AVAILABLE DATA:
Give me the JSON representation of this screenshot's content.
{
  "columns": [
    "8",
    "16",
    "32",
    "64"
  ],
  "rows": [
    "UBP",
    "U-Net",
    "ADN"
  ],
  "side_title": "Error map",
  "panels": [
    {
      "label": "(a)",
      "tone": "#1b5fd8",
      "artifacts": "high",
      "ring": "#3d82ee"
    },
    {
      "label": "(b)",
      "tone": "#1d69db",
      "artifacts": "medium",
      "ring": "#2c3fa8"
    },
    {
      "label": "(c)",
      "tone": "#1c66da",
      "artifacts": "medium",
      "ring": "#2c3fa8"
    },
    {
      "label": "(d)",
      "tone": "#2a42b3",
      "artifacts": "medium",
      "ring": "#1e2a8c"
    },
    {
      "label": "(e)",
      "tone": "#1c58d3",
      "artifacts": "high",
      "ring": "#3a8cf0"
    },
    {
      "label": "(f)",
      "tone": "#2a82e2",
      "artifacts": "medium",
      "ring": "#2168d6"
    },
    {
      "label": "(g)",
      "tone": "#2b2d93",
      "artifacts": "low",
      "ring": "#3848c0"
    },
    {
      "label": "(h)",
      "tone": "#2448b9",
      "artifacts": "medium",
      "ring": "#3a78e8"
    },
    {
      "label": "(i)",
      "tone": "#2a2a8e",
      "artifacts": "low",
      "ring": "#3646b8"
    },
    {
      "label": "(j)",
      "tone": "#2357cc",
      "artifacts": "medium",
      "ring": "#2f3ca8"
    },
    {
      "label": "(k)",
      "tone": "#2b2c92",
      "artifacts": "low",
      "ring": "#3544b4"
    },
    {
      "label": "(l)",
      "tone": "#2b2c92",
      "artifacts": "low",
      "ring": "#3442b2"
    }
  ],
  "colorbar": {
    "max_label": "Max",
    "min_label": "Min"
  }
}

GIVEN REQUEST: From the records above, extract every entry verbatim.

RESPONSE BELOW:
Give me the JSON representation of this screenshot's content.
{
  "columns": [
    "8",
    "16",
    "32",
    "64"
  ],
  "rows": [
    "UBP",
    "U-Net",
    "ADN"
  ],
  "side_title": "Error map",
  "panels": [
    {
      "label": "(a)",
      "tone": "#1b5fd8",
      "artifacts": "high",
      "ring": "#3d82ee"
    },
    {
      "label": "(b)",
      "tone": "#1d69db",
      "artifacts": "medium",
      "ring": "#2c3fa8"
    },
    {
      "label": "(c)",
      "tone": "#1c66da",
      "artifacts": "medium",
      "ring": "#2c3fa8"
    },
    {
      "label": "(d)",
      "tone": "#2a42b3",
      "artifacts": "medium",
      "ring": "#1e2a8c"
    },
    {
      "label": "(e)",
      "tone": "#1c58d3",
      "artifacts": "high",
      "ring": "#3a8cf0"
    },
    {
      "label": "(f)",
      "tone": "#2a82e2",
      "artifacts": "medium",
      "ring": "#2168d6"
    },
    {
      "label": "(g)",
      "tone": "#2b2d93",
      "artifacts": "low",
      "ring": "#3848c0"
    },
    {
      "label": "(h)",
      "tone": "#2448b9",
      "artifacts": "medium",
      "ring": "#3a78e8"
    },
    {
      "label": "(i)",
      "tone": "#2a2a8e",
      "artifacts": "low",
      "ring": "#3646b8"
    },
    {
      "label": "(j)",
      "tone": "#2357cc",
      "artifacts": "medium",
      "ring": "#2f3ca8"
    },
    {
      "label": "(k)",
      "tone": "#2b2c92",
      "artifacts": "low",
      "ring": "#3544b4"
    },
    {
      "label": "(l)",
      "tone": "#2b2c92",
      "artifacts": "low",
      "ring": "#3442b2"
    }
  ],
  "colorbar": {
    "max_label": "Max",
    "min_label": "Min"
  }
}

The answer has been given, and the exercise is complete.